- THE REQUEST -
Copy each entry as it stands, leaving nothing out.

- ENTRIES SUPPLIED -
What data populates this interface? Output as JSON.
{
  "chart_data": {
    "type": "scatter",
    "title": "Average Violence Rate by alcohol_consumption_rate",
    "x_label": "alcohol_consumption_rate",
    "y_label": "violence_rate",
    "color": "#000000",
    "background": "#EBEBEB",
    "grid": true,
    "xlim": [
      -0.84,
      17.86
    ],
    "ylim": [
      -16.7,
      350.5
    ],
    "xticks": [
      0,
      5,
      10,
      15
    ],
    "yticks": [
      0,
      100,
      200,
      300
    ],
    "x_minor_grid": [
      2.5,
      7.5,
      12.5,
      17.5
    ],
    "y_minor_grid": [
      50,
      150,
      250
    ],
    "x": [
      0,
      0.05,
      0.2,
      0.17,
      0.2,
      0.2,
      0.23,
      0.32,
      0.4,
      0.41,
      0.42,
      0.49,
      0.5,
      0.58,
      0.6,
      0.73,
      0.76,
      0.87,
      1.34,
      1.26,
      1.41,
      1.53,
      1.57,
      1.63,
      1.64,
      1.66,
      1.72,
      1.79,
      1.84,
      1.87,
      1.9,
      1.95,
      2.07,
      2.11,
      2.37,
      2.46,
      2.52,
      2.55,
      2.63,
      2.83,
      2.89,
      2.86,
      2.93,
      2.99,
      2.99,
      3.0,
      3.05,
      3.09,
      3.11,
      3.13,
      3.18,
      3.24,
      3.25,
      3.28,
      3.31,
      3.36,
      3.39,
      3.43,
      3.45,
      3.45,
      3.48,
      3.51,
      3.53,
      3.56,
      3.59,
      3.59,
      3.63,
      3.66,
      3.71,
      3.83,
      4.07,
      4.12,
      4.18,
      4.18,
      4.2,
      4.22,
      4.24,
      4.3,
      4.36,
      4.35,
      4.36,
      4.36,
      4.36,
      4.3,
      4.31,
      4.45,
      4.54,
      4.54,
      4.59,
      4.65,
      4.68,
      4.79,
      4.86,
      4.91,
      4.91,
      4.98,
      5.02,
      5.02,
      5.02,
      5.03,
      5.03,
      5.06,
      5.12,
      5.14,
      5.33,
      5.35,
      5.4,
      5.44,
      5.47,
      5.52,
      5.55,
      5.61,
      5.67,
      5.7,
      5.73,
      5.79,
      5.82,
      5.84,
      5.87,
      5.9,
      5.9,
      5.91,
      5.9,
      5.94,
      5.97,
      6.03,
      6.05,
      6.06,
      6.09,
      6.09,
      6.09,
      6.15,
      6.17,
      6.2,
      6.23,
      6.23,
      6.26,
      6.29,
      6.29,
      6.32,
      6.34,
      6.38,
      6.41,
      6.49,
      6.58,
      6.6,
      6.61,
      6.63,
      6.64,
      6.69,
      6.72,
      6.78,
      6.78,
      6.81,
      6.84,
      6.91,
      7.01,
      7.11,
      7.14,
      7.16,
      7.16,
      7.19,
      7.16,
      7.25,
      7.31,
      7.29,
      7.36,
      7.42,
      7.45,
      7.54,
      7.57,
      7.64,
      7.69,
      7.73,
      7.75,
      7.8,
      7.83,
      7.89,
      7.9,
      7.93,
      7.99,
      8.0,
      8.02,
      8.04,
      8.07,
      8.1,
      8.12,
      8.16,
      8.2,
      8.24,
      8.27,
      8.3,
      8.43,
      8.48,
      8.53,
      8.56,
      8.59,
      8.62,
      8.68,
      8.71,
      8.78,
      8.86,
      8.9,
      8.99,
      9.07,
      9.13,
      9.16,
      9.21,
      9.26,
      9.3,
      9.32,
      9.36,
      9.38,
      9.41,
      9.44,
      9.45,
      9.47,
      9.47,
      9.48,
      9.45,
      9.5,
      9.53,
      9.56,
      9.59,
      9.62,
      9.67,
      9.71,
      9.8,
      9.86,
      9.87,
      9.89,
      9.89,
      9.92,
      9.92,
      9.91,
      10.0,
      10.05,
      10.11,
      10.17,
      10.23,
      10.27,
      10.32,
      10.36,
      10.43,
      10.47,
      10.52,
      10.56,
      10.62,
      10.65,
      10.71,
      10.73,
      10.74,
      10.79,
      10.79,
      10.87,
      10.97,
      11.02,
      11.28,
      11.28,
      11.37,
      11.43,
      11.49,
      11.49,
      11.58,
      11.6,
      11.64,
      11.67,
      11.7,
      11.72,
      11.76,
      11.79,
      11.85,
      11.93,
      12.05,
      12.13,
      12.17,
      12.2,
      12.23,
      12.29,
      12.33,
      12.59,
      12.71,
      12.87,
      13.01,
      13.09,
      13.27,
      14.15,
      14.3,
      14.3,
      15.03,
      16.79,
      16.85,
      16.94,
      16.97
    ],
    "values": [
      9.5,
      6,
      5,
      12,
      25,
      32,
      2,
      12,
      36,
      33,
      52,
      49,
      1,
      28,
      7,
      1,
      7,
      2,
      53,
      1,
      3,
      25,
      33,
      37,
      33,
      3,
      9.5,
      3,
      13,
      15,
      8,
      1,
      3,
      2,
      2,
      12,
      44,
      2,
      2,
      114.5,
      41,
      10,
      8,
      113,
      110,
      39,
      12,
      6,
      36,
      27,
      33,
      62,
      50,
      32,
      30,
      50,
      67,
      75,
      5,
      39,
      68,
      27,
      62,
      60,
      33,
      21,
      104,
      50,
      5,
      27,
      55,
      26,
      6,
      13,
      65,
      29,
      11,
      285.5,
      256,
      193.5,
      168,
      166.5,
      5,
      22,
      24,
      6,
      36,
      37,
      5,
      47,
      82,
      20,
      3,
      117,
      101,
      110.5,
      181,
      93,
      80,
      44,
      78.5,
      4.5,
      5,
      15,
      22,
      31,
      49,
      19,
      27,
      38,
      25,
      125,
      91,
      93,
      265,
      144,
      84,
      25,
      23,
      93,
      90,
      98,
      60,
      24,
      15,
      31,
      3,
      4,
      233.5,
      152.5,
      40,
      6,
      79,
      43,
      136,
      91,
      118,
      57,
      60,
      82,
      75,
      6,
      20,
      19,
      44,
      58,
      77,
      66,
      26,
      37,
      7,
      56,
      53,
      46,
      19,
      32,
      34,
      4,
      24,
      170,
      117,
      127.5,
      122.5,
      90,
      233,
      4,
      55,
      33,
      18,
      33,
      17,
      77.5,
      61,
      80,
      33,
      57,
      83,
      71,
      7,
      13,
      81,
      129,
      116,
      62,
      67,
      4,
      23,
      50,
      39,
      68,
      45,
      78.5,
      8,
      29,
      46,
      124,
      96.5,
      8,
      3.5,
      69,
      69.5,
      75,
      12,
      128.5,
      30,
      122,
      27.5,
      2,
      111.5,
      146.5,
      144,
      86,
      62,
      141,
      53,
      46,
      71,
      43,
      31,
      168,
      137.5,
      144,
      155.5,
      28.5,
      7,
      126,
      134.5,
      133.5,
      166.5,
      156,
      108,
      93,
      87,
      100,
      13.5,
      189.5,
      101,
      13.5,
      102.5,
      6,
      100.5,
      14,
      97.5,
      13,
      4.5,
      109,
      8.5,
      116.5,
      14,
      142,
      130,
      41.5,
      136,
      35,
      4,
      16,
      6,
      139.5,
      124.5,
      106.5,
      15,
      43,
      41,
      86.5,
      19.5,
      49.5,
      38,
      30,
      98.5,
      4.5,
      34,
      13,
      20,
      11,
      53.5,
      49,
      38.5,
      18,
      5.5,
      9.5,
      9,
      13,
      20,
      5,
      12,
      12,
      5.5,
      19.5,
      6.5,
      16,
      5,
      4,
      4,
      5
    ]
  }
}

- THE RESULT -
What data populates this interface? Output as JSON.
{
  "chart_data": {
    "type": "scatter",
    "title": "Average Violence Rate by alcohol_consumption_rate",
    "x_label": "alcohol_consumption_rate",
    "y_label": "violence_rate",
    "color": "#000000",
    "background": "#EBEBEB",
    "grid": true,
    "xlim": [
      -0.84,
      17.86
    ],
    "ylim": [
      -16.7,
      350.5
    ],
    "xticks": [
      0,
      5,
      10,
      15
    ],
    "yticks": [
      0,
      100,
      200,
      300
    ],
    "x_minor_grid": [
      2.5,
      7.5,
      12.5,
      17.5
    ],
    "y_minor_grid": [
      50,
      150,
      250
    ],
    "x": [
      0,
      0.05,
      0.2,
      0.17,
      0.2,
      0.2,
      0.23,
      0.32,
      0.4,
      0.41,
      0.42,
      0.49,
      0.5,
      0.58,
      0.6,
      0.73,
      0.76,
      0.87,
      1.34,
      1.26,
      1.41,
      1.53,
      1.57,
      1.63,
      1.64,
      1.66,
      1.72,
      1.79,
      1.84,
      1.87,
      1.9,
      1.95,
      2.07,
      2.11,
      2.37,
      2.46,
      2.52,
      2.55,
      2.63,
      2.83,
      2.89,
      2.86,
      2.93,
      2.99,
      2.99,
      3.0,
      3.05,
      3.09,
      3.11,
      3.13,
      3.18,
      3.24,
      3.25,
      3.28,
      3.31,
      3.36,
      3.39,
      3.43,
      3.45,
      3.45,
      3.48,
      3.51,
      3.53,
      3.56,
      3.59,
      3.59,
      3.63,
      3.66,
      3.71,
      3.83,
      4.07,
      4.12,
      4.18,
      4.18,
      4.2,
      4.22,
      4.24,
      4.3,
      4.36,
      4.35,
      4.36,
      4.36,
      4.36,
      4.3,
      4.31,
      4.45,
      4.54,
      4.54,
      4.59,
      4.65,
      4.68,
      4.79,
      4.86,
      4.91,
      4.91,
      4.98,
      5.02,
      5.02,
      5.02,
      5.03,
      5.03,
      5.06,
      5.12,
      5.14,
      5.33,
      5.35,
      5.4,
      5.44,
      5.47,
      5.52,
      5.55,
      5.61,
      5.67,
      5.7,
      5.73,
      5.79,
      5.82,
      5.84,
      5.87,
      5.9,
      5.9,
      5.91,
      5.9,
      5.94,
      5.97,
      6.03,
      6.05,
      6.06,
      6.09,
      6.09,
      6.09,
      6.15,
      6.17,
      6.2,
      6.23,
      6.23,
      6.26,
      6.29,
      6.29,
      6.32,
      6.34,
      6.38,
      6.41,
      6.49,
      6.58,
      6.6,
      6.61,
      6.63,
      6.64,
      6.69,
      6.72,
      6.78,
      6.78,
      6.81,
      6.84,
      6.91,
      7.01,
      7.11,
      7.14,
      7.16,
      7.16,
      7.19,
      7.16,
      7.25,
      7.31,
      7.29,
      7.36,
      7.42,
      7.45,
      7.54,
      7.57,
      7.64,
      7.69,
      7.73,
      7.75,
      7.8,
      7.83,
      7.89,
      7.9,
      7.93,
      7.99,
      8.0,
      8.02,
      8.04,
      8.07,
      8.1,
      8.12,
      8.16,
      8.2,
      8.24,
      8.27,
      8.3,
      8.43,
      8.48,
      8.53,
      8.56,
      8.59,
      8.62,
      8.68,
      8.71,
      8.78,
      8.86,
      8.9,
      8.99,
      9.07,
      9.13,
      9.16,
      9.21,
      9.26,
      9.3,
      9.32,
      9.36,
      9.38,
      9.41,
      9.44,
      9.45,
      9.47,
      9.47,
      9.48,
      9.45,
      9.5,
      9.53,
      9.56,
      9.59,
      9.62,
      9.67,
      9.71,
      9.8,
      9.86,
      9.87,
      9.89,
      9.89,
      9.92,
      9.92,
      9.91,
      10.0,
      10.05,
      10.11,
      10.17,
      10.23,
      10.27,
      10.32,
      10.36,
      10.43,
      10.47,
      10.52,
      10.56,
      10.62,
      10.65,
      10.71,
      10.73,
      10.74,
      10.79,
      10.79,
      10.87,
      10.97,
      11.02,
      11.28,
      11.28,
      11.37,
      11.43,
      11.49,
      11.49,
      11.58,
      11.6,
      11.64,
      11.67,
      11.7,
      11.72,
      11.76,
      11.79,
      11.85,
      11.93,
      12.05,
      12.13,
      12.17,
      12.2,
      12.23,
      12.29,
      12.33,
      12.59,
      12.71,
      12.87,
      13.01,
      13.09,
      13.27,
      14.15,
      14.3,
      14.3,
      15.03,
      16.79,
      16.85,
      16.94,
      16.97
    ],
    "values": [
      9.5,
      6,
      5,
      12,
      25,
      32,
      2,
      12,
      36,
      33,
      52,
      49,
      1,
      28,
      7,
      1,
      7,
      2,
      53,
      1,
      3,
      25,
      33,
      37,
      33,
      3,
      9.5,
      3,
      13,
      15,
      8,
      1,
      3,
      2,
      2,
      12,
      44,
      2,
      2,
      114.5,
      41,
      10,
      8,
      113,
      110,
      39,
      12,
      6,
      36,
      27,
      33,
      62,
      50,
      32,
      30,
      50,
      67,
      75,
      5,
      39,
      68,
      27,
      62,
      60,
      33,
      21,
      104,
      50,
      5,
      27,
      55,
      26,
      6,
      13,
      65,
      29,
      11,
      285.5,
      256,
      193.5,
      168,
      166.5,
      5,
      22,
      24,
      6,
      36,
      37,
      5,
      47,
      82,
      20,
      3,
      117,
      101,
      110.5,
      181,
      93,
      80,
      44,
      78.5,
      4.5,
      5,
      15,
      22,
      31,
      49,
      19,
      27,
      38,
      25,
      125,
      91,
      93,
      265,
      144,
      84,
      25,
      23,
      93,
      90,
      98,
      60,
      24,
      15,
      31,
      3,
      4,
      233.5,
      152.5,
      40,
      6,
      79,
      43,
      136,
      91,
      118,
      57,
      60,
      82,
      75,
      6,
      20,
      19,
      44,
      58,
      77,
      66,
      26,
      37,
      7,
      56,
      53,
      46,
      19,
      32,
      34,
      4,
      24,
      170,
      117,
      127.5,
      122.5,
      90,
      233,
      4,
      55,
      33,
      18,
      33,
      17,
      77.5,
      61,
      80,
      33,
      57,
      83,
      71,
      7,
      13,
      81,
      129,
      116,
      62,
      67,
      4,
      23,
      50,
      39,
      68,
      45,
      78.5,
      8,
      29,
      46,
      124,
      96.5,
      8,
      3.5,
      69,
      69.5,
      75,
      12,
      128.5,
      30,
      122,
      27.5,
      2,
      111.5,
      146.5,
      144,
      86,
      62,
      141,
      53,
      46,
      71,
      43,
      31,
      168,
      137.5,
      144,
      155.5,
      28.5,
      7,
      126,
      134.5,
      133.5,
      166.5,
      156,
      108,
      93,
      87,
      100,
      13.5,
      189.5,
      101,
      13.5,
      102.5,
      6,
      100.5,
      14,
      97.5,
      13,
      4.5,
      109,
      8.5,
      116.5,
      14,
      142,
      130,
      41.5,
      136,
      35,
      4,
      16,
      6,
      139.5,
      124.5,
      106.5,
      15,
      43,
      41,
      86.5,
      19.5,
      49.5,
      38,
      30,
      98.5,
      4.5,
      34,
      13,
      20,
      11,
      53.5,
      49,
      38.5,
      18,
      5.5,
      9.5,
      9,
      13,
      20,
      5,
      12,
      12,
      5.5,
      19.5,
      6.5,
      16,
      5,
      4,
      4,
      5
    ]
  }
}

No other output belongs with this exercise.